-- TASK MATERIAL --
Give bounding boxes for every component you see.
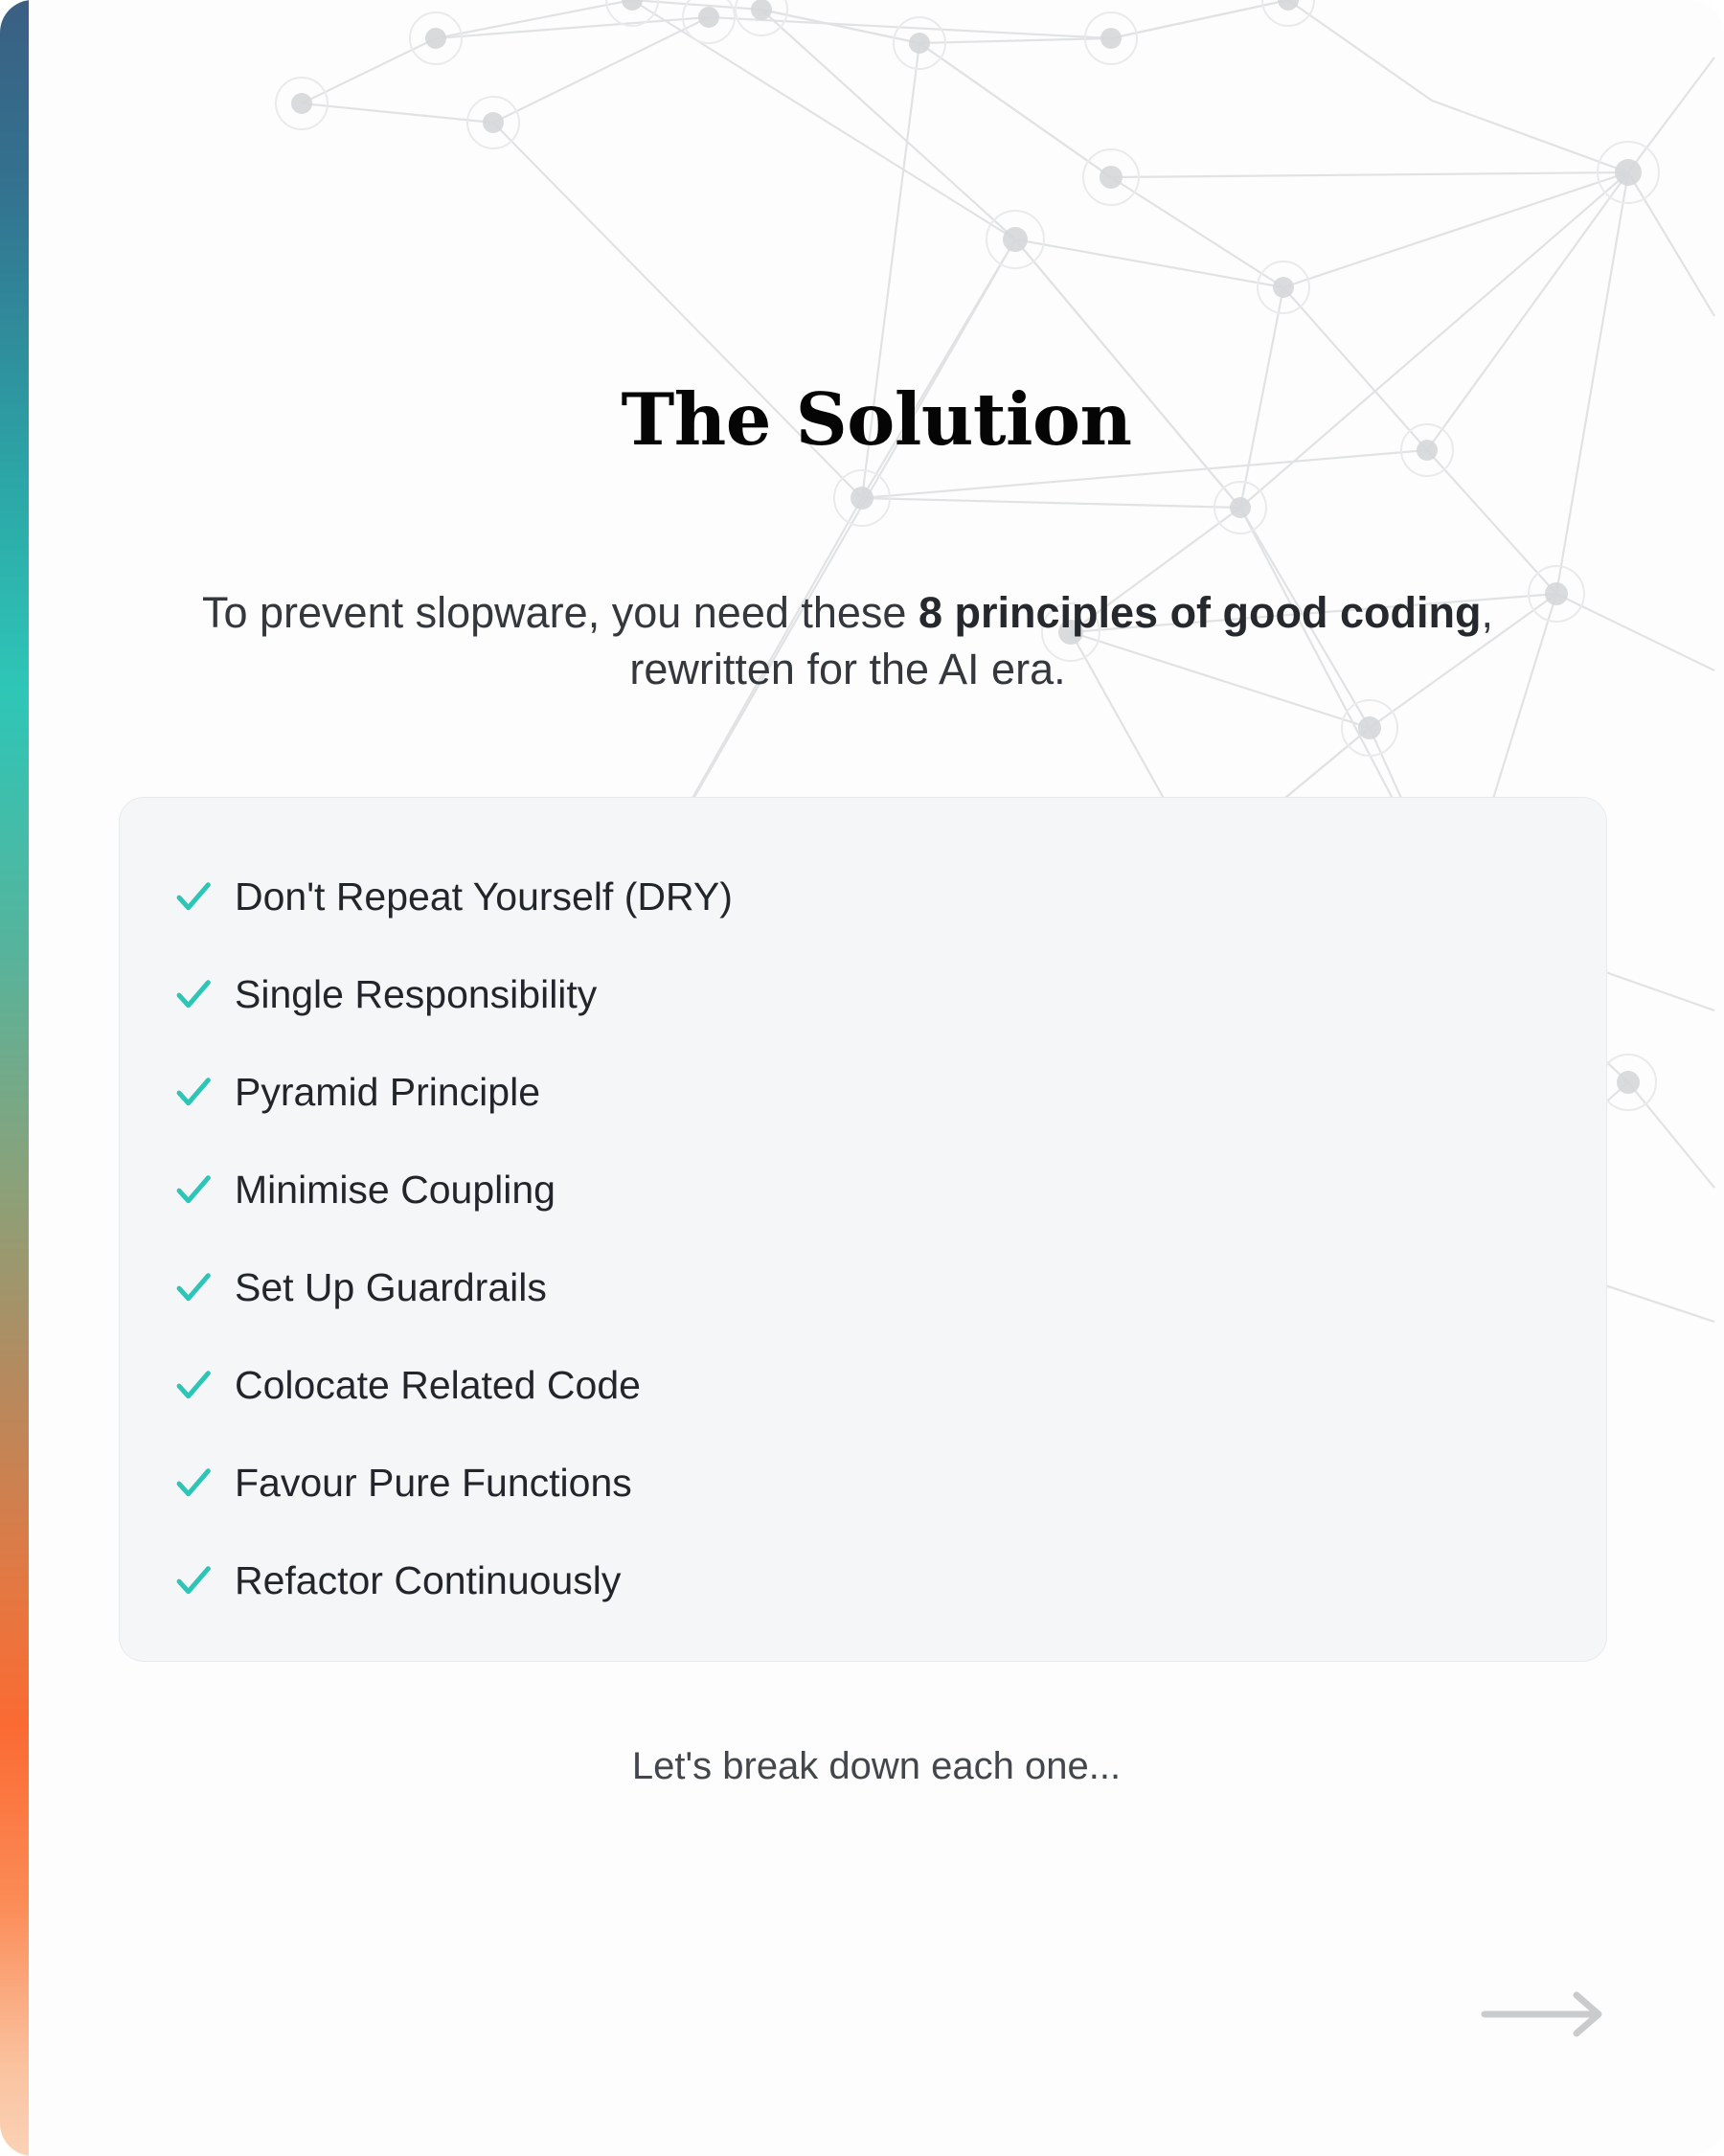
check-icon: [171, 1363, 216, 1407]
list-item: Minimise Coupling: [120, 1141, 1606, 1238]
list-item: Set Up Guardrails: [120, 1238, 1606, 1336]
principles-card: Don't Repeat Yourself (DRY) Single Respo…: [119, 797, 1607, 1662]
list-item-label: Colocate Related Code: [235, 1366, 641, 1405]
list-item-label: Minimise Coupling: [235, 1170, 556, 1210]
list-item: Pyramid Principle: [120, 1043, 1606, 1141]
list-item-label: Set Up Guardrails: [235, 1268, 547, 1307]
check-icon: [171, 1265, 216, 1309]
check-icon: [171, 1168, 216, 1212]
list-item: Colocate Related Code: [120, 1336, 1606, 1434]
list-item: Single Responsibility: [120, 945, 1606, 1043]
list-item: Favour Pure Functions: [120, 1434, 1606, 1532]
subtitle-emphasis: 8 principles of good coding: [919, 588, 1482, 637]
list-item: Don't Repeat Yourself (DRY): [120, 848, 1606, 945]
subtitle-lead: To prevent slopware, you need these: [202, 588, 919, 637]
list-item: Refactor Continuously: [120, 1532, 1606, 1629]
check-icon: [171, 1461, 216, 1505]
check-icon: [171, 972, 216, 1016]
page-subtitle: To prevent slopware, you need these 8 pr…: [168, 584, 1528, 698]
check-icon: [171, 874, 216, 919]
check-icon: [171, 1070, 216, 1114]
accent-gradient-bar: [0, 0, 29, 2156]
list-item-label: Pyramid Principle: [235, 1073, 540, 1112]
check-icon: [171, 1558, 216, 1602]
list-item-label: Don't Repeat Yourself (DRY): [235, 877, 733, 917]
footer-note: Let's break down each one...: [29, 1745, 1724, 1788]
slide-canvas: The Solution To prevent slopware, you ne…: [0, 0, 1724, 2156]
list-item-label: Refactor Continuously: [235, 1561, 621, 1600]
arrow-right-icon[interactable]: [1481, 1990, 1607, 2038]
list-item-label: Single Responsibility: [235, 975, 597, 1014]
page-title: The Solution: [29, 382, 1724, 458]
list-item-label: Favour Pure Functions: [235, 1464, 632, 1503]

---

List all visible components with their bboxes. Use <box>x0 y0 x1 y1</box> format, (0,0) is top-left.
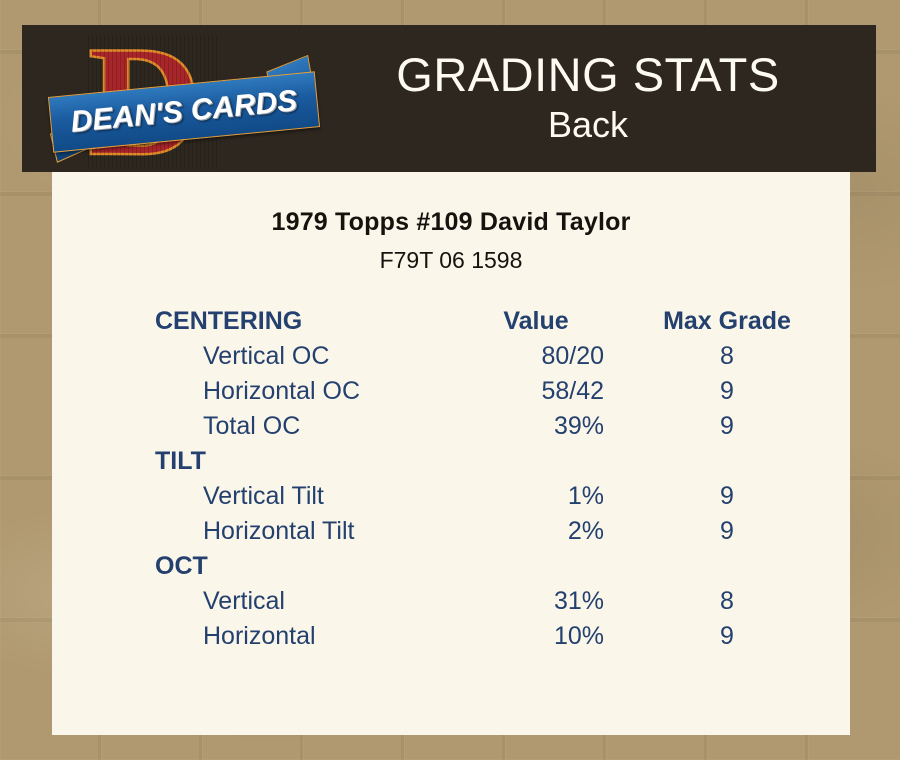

...

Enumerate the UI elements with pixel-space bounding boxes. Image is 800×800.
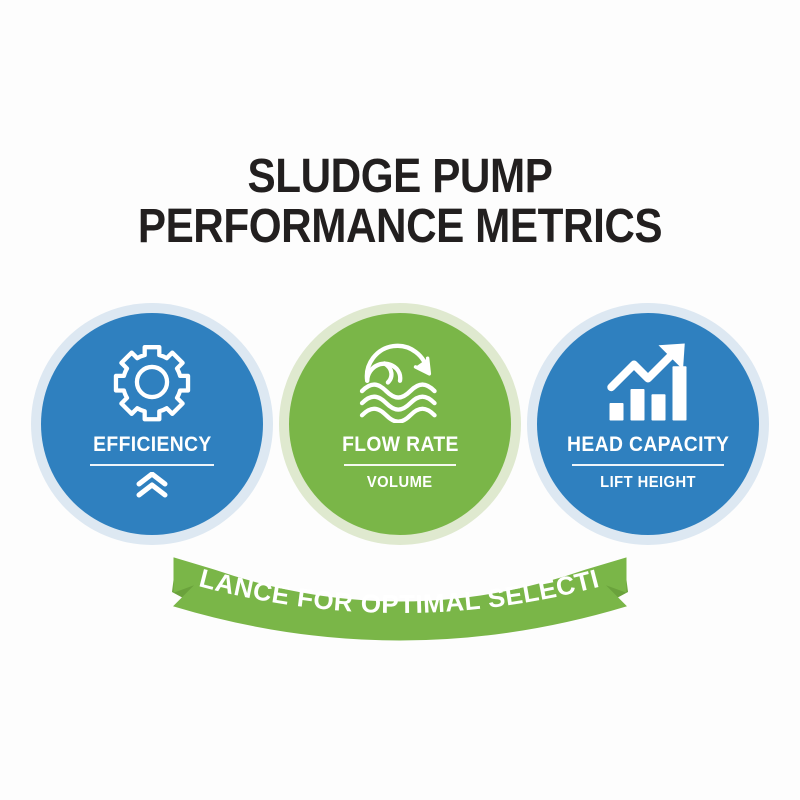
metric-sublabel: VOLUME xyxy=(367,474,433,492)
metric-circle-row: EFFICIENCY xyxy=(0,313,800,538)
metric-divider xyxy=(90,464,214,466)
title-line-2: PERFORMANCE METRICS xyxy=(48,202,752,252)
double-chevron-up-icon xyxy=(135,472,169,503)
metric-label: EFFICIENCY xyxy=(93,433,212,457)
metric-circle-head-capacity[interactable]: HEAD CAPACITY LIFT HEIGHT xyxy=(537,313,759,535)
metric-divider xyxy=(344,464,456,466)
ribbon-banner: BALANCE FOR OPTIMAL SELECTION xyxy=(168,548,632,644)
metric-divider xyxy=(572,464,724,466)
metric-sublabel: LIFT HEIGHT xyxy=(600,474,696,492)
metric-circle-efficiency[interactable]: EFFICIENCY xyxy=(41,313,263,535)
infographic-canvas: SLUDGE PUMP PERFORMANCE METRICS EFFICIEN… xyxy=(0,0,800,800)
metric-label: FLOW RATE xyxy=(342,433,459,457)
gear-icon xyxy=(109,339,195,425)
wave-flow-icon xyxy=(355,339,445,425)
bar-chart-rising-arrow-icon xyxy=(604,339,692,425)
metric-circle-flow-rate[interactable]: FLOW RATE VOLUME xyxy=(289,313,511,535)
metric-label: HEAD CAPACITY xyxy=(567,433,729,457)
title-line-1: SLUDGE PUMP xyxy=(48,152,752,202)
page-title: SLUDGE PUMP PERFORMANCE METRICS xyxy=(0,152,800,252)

-- GOAL --
Express the data from the line containing "Give bounding boxes" through the line containing "check-icon: [171, 972, 216, 1016]" as a two-column CSV with the headers instruction and response, placing each instruction in one quoted field and its answer in another, with line breaks turned into spaces. Leave the pictures out.

-- FINISHED TASK --
instruction,response
"Give bounding boxes for every component you see.","check-icon: [171, 1363, 216, 1407] list-item: Minimise Coupling: [120, 1141, 1606, 1238] list-item: Set Up Guardrails: [120, 1238, 1606, 1336] principles-card: Don't Repeat Yourself (DRY) Single Respo…: [119, 797, 1607, 1662] list-item-label: Colocate Related Code: [235, 1366, 641, 1405] list-item-label: Minimise Coupling: [235, 1170, 556, 1210] list-item: Pyramid Principle: [120, 1043, 1606, 1141] list-item-label: Set Up Guardrails: [235, 1268, 547, 1307] check-icon: [171, 1265, 216, 1309] check-icon: [171, 1168, 216, 1212] list-item: Colocate Related Code: [120, 1336, 1606, 1434] list-item: Single Responsibility: [120, 945, 1606, 1043] list-item: Favour Pure Functions: [120, 1434, 1606, 1532] subtitle-emphasis: 8 principles of good coding: [919, 588, 1482, 637] list-item: Don't Repeat Yourself (DRY): [120, 848, 1606, 945] subtitle-lead: To prevent slopware, you need these: [202, 588, 919, 637] list-item: Refactor Continuously: [120, 1532, 1606, 1629] check-icon: [171, 1461, 216, 1505] check-icon: [171, 972, 216, 1016]"